### [THE EXERCISE]
Return the listing word for word, as given.

### [RECORDS TO USE]

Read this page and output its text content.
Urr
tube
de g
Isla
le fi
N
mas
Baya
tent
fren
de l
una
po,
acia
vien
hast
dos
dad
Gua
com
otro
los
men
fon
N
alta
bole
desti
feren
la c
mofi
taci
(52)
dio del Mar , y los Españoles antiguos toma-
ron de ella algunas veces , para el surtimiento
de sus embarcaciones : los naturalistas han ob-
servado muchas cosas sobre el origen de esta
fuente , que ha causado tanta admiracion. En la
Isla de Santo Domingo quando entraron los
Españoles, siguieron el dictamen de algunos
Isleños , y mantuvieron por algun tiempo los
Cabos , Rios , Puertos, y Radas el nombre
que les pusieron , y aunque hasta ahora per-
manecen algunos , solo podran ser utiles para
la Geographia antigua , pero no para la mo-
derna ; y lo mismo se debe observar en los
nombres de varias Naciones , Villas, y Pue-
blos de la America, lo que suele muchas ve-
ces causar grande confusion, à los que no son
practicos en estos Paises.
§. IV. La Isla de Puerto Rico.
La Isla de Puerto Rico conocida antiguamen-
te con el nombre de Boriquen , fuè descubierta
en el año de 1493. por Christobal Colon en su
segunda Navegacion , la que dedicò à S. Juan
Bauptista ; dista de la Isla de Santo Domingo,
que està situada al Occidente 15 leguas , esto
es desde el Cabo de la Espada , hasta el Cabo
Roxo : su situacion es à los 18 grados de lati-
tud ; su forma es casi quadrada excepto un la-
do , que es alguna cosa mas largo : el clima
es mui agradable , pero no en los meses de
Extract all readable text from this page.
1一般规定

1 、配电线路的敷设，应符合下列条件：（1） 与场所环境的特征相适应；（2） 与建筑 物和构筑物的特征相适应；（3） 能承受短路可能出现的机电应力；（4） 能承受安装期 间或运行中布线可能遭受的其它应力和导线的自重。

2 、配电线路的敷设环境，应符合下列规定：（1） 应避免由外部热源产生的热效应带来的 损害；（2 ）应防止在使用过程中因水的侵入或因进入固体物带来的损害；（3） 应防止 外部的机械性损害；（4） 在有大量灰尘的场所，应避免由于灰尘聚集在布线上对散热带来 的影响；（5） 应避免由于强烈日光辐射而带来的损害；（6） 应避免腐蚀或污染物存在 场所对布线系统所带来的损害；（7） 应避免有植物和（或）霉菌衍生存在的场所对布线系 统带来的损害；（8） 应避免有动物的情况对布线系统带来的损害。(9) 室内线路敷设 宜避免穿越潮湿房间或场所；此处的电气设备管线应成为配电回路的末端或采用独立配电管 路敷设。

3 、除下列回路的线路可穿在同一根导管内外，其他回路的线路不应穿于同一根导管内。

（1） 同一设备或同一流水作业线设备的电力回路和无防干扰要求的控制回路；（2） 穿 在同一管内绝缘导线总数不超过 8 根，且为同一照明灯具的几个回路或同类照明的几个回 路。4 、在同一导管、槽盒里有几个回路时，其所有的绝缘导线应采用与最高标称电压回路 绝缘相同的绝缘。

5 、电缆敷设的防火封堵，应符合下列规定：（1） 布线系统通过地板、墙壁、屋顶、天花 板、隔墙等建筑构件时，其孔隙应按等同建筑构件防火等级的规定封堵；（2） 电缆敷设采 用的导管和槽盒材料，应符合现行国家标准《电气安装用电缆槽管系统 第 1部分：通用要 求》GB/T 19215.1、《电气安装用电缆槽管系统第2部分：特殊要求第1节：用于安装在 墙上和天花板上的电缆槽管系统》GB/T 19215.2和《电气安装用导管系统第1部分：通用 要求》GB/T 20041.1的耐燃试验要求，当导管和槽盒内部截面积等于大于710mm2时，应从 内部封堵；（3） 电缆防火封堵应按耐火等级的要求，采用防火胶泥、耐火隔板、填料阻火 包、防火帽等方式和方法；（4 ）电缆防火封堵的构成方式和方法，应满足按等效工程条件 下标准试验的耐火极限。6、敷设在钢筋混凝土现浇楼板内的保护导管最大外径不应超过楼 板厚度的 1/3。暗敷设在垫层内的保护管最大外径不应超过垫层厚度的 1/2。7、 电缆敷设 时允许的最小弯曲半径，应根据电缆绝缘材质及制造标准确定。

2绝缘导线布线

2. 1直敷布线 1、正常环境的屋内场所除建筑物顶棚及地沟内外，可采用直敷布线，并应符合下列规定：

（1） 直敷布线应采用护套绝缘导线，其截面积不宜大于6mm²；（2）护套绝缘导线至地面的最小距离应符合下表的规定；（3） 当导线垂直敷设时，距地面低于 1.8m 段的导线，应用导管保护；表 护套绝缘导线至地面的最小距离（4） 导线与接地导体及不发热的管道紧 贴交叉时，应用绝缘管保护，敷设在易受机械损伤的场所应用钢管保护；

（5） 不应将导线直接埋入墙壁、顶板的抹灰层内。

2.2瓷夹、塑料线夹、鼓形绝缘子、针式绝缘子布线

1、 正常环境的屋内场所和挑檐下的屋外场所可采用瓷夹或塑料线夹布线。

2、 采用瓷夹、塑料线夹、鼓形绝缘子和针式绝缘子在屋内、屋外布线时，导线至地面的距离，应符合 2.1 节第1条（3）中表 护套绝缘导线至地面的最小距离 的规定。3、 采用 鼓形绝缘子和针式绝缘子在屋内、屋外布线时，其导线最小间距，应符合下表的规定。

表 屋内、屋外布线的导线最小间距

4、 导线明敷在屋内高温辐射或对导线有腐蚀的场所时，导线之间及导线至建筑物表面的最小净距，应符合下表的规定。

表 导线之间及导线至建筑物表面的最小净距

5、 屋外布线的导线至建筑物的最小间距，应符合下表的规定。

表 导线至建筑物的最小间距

### [WORKED SOLUTION]
Read this page and output its text content.
Urr
tube
de g
Isla
le fi
N
mas
Baya
tent
fren
de l
una
po,
acia
vien
hast
dos
dad
Gua
com
otro
los
men
fon
N
alta
bole
desti
feren
la c
mofi
taci
(52)
dio del Mar , y los Españoles antiguos toma-
ron de ella algunas veces , para el surtimiento
de sus embarcaciones : los naturalistas han ob-
servado muchas cosas sobre el origen de esta
fuente , que ha causado tanta admiracion. En la
Isla de Santo Domingo quando entraron los
Españoles, siguieron el dictamen de algunos
Isleños , y mantuvieron por algun tiempo los
Cabos , Rios , Puertos, y Radas el nombre
que les pusieron , y aunque hasta ahora per-
manecen algunos , solo podran ser utiles para
la Geographia antigua , pero no para la mo-
derna ; y lo mismo se debe observar en los
nombres de varias Naciones , Villas, y Pue-
blos de la America, lo que suele muchas ve-
ces causar grande confusion, à los que no son
practicos en estos Paises.
§. IV. La Isla de Puerto Rico.
La Isla de Puerto Rico conocida antiguamen-
te con el nombre de Boriquen , fuè descubierta
en el año de 1493. por Christobal Colon en su
segunda Navegacion , la que dedicò à S. Juan
Bauptista ; dista de la Isla de Santo Domingo,
que està situada al Occidente 15 leguas , esto
es desde el Cabo de la Espada , hasta el Cabo
Roxo : su situacion es à los 18 grados de lati-
tud ; su forma es casi quadrada excepto un la-
do , que es alguna cosa mas largo : el clima
es mui agradable , pero no en los meses de
Extract all readable text from this page.
1一般规定

1 、配电线路的敷设，应符合下列条件：（1） 与场所环境的特征相适应；（2） 与建筑 物和构筑物的特征相适应；（3） 能承受短路可能出现的机电应力；（4） 能承受安装期 间或运行中布线可能遭受的其它应力和导线的自重。

2 、配电线路的敷设环境，应符合下列规定：（1） 应避免由外部热源产生的热效应带来的 损害；（2 ）应防止在使用过程中因水的侵入或因进入固体物带来的损害；（3） 应防止 外部的机械性损害；（4） 在有大量灰尘的场所，应避免由于灰尘聚集在布线上对散热带来 的影响；（5） 应避免由于强烈日光辐射而带来的损害；（6） 应避免腐蚀或污染物存在 场所对布线系统所带来的损害；（7） 应避免有植物和（或）霉菌衍生存在的场所对布线系 统带来的损害；（8） 应避免有动物的情况对布线系统带来的损害。(9) 室内线路敷设 宜避免穿越潮湿房间或场所；此处的电气设备管线应成为配电回路的末端或采用独立配电管 路敷设。

3 、除下列回路的线路可穿在同一根导管内外，其他回路的线路不应穿于同一根导管内。

（1） 同一设备或同一流水作业线设备的电力回路和无防干扰要求的控制回路；（2） 穿 在同一管内绝缘导线总数不超过 8 根，且为同一照明灯具的几个回路或同类照明的几个回 路。4 、在同一导管、槽盒里有几个回路时，其所有的绝缘导线应采用与最高标称电压回路 绝缘相同的绝缘。

5 、电缆敷设的防火封堵，应符合下列规定：（1） 布线系统通过地板、墙壁、屋顶、天花 板、隔墙等建筑构件时，其孔隙应按等同建筑构件防火等级的规定封堵；（2） 电缆敷设采 用的导管和槽盒材料，应符合现行国家标准《电气安装用电缆槽管系统 第 1部分：通用要 求》GB/T 19215.1、《电气安装用电缆槽管系统第2部分：特殊要求第1节：用于安装在 墙上和天花板上的电缆槽管系统》GB/T 19215.2和《电气安装用导管系统第1部分：通用 要求》GB/T 20041.1的耐燃试验要求，当导管和槽盒内部截面积等于大于710mm2时，应从 内部封堵；（3） 电缆防火封堵应按耐火等级的要求，采用防火胶泥、耐火隔板、填料阻火 包、防火帽等方式和方法；（4 ）电缆防火封堵的构成方式和方法，应满足按等效工程条件 下标准试验的耐火极限。6、敷设在钢筋混凝土现浇楼板内的保护导管最大外径不应超过楼 板厚度的 1/3。暗敷设在垫层内的保护管最大外径不应超过垫层厚度的 1/2。7、 电缆敷设 时允许的最小弯曲半径，应根据电缆绝缘材质及制造标准确定。

2绝缘导线布线

2. 1直敷布线 1、正常环境的屋内场所除建筑物顶棚及地沟内外，可采用直敷布线，并应符合下列规定：

（1） 直敷布线应采用护套绝缘导线，其截面积不宜大于6mm²；（2）护套绝缘导线至地面的最小距离应符合下表的规定；（3） 当导线垂直敷设时，距地面低于 1.8m 段的导线，应用导管保护；表 护套绝缘导线至地面的最小距离（4） 导线与接地导体及不发热的管道紧 贴交叉时，应用绝缘管保护，敷设在易受机械损伤的场所应用钢管保护；

（5） 不应将导线直接埋入墙壁、顶板的抹灰层内。

2.2瓷夹、塑料线夹、鼓形绝缘子、针式绝缘子布线

1、 正常环境的屋内场所和挑檐下的屋外场所可采用瓷夹或塑料线夹布线。

2、 采用瓷夹、塑料线夹、鼓形绝缘子和针式绝缘子在屋内、屋外布线时，导线至地面的距离，应符合 2.1 节第1条（3）中表 护套绝缘导线至地面的最小距离 的规定。3、 采用 鼓形绝缘子和针式绝缘子在屋内、屋外布线时，其导线最小间距，应符合下表的规定。

表 屋内、屋外布线的导线最小间距

4、 导线明敷在屋内高温辐射或对导线有腐蚀的场所时，导线之间及导线至建筑物表面的最小净距，应符合下表的规定。

表 导线之间及导线至建筑物表面的最小净距

5、 屋外布线的导线至建筑物的最小间距，应符合下表的规定。

表 导线至建筑物的最小间距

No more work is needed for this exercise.